* _YOUR INSTRUCTIONS_:
Copy each line that has the string "plus" somewhere in it.

## START

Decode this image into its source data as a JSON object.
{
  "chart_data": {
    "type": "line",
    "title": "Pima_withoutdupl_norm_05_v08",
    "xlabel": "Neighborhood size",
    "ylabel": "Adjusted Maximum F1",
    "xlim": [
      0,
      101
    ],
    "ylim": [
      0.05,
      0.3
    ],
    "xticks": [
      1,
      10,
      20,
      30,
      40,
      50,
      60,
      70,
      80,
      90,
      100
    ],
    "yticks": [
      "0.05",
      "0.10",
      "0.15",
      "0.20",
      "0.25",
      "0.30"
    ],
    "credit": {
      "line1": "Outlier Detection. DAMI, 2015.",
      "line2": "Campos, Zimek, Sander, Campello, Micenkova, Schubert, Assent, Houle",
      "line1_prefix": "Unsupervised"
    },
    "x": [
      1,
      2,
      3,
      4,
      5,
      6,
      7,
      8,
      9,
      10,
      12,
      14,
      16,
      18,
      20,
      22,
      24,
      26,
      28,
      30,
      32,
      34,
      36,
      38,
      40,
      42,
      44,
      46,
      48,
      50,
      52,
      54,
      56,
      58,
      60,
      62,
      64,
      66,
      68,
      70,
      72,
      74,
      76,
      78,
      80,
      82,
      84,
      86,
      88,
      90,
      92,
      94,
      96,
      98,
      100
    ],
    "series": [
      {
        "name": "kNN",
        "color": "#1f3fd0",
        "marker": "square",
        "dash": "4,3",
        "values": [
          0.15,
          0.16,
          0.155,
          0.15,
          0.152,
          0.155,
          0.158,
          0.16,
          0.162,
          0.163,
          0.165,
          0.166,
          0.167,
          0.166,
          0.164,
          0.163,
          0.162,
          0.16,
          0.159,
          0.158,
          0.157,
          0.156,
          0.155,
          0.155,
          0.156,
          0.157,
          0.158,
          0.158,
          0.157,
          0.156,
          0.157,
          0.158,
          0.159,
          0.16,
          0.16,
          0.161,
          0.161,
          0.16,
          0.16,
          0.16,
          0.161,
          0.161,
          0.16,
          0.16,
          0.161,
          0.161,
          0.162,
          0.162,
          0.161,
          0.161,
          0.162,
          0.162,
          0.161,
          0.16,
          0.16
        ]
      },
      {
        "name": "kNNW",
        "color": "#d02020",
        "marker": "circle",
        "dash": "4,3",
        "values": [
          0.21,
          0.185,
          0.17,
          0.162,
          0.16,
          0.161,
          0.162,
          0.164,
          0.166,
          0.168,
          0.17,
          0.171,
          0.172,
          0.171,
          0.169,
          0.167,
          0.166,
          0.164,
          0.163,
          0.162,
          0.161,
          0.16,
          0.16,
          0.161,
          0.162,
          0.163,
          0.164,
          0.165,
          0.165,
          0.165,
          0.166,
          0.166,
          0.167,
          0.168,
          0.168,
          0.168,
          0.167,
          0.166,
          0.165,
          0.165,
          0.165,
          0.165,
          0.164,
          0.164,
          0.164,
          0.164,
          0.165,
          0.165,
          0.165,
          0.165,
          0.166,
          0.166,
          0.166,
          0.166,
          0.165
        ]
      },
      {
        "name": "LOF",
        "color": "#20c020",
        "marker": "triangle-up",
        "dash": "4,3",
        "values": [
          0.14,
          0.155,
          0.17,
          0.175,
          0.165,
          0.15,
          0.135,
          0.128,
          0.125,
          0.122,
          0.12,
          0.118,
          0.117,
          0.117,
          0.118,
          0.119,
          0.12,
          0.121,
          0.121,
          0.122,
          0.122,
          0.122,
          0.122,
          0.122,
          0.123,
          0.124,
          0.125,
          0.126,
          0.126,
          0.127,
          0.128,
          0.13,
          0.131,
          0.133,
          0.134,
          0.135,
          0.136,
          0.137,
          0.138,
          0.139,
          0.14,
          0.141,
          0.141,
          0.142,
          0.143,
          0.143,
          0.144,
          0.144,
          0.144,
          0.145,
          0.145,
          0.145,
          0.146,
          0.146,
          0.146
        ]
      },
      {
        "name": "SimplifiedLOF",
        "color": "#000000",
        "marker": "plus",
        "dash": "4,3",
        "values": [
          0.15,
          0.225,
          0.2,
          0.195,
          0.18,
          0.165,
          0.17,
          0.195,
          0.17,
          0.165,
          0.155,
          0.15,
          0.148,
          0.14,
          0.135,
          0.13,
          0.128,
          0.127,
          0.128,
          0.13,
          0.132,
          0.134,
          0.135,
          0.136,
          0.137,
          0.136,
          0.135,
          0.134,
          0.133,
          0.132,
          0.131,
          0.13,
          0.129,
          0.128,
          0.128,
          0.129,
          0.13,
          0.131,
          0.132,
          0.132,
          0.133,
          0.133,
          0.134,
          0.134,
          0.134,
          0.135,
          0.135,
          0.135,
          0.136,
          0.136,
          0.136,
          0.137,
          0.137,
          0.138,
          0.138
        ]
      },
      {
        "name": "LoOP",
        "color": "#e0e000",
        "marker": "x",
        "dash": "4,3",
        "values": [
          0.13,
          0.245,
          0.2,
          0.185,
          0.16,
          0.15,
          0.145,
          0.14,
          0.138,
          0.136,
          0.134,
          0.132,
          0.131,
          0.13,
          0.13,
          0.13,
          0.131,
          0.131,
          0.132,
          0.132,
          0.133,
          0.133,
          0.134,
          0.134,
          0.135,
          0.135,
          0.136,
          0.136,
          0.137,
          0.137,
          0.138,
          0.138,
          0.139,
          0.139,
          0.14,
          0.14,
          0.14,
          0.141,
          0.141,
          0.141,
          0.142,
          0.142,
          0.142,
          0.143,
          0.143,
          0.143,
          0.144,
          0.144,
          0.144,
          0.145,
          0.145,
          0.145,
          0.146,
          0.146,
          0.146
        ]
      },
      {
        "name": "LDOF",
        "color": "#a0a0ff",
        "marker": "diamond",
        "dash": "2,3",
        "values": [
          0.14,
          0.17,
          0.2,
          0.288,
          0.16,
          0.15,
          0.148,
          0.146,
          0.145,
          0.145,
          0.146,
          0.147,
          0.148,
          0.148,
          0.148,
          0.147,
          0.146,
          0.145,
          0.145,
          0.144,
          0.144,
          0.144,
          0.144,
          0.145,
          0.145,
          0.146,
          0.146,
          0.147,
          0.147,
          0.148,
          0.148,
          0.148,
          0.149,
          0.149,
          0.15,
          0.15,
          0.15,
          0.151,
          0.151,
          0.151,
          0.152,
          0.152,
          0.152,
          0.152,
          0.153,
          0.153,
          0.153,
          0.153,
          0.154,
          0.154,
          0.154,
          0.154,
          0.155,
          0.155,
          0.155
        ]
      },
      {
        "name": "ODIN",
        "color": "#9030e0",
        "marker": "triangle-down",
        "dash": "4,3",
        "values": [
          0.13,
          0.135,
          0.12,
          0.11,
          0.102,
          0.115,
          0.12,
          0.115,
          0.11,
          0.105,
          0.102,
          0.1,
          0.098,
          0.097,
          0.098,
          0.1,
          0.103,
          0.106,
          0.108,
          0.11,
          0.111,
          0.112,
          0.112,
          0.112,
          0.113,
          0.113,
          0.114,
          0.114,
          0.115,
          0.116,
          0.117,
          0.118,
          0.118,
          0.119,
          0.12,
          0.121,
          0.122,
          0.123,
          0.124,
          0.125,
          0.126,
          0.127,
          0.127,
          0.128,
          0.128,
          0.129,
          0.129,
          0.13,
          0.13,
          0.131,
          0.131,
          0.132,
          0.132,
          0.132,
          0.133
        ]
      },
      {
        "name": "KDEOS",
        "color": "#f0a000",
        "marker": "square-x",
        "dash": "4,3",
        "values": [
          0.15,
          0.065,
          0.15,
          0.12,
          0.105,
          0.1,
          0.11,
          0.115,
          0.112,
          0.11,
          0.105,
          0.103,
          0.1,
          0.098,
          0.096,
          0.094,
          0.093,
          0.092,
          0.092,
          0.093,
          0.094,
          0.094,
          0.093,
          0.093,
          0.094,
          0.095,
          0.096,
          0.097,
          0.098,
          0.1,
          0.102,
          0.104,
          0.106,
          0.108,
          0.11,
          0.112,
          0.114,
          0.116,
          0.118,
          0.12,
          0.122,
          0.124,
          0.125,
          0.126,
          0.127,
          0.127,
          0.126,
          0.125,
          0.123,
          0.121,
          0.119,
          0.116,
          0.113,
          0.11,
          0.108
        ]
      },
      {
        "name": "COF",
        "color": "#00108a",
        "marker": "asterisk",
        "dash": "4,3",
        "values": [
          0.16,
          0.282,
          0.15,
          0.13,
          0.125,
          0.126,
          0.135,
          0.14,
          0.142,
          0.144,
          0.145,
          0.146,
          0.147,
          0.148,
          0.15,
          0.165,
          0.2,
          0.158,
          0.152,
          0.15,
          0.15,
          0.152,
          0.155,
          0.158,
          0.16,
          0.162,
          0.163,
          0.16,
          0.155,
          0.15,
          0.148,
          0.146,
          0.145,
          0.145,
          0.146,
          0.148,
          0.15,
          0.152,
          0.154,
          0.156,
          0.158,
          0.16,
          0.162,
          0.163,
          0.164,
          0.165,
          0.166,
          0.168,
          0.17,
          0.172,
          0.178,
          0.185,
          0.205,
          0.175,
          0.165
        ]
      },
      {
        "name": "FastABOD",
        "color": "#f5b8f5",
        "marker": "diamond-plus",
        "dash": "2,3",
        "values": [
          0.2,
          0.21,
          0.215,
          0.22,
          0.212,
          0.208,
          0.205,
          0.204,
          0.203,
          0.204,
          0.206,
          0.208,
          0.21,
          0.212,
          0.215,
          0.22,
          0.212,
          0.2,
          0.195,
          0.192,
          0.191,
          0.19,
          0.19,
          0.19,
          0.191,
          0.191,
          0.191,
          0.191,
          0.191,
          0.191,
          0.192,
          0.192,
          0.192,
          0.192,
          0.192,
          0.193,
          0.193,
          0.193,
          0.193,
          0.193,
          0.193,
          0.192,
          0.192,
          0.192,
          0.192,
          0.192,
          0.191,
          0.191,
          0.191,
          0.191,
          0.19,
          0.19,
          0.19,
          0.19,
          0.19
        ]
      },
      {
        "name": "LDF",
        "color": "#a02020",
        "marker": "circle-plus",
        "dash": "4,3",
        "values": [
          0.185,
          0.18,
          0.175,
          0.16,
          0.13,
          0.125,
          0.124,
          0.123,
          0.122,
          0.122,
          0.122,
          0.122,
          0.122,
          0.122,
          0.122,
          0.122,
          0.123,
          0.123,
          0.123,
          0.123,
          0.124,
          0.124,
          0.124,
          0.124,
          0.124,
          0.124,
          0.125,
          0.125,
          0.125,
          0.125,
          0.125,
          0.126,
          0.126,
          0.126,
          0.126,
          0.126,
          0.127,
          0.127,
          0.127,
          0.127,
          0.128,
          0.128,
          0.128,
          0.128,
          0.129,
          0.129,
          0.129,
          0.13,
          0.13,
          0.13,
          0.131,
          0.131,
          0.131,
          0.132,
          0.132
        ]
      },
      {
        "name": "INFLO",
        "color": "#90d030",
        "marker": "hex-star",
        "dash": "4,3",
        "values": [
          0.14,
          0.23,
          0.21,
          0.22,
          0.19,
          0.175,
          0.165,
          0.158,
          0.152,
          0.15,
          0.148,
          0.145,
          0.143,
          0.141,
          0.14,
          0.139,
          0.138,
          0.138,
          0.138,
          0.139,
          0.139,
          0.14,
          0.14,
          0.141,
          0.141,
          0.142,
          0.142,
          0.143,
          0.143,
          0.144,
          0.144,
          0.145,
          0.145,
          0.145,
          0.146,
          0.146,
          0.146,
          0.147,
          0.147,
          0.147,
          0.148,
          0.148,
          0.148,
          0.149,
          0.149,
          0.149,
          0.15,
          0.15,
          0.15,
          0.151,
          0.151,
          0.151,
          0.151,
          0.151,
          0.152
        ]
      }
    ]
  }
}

## END

* _EXPECTED OUTPUT_:
        "marker": "plus",
        "marker": "diamond-plus",
        "marker": "circle-plus",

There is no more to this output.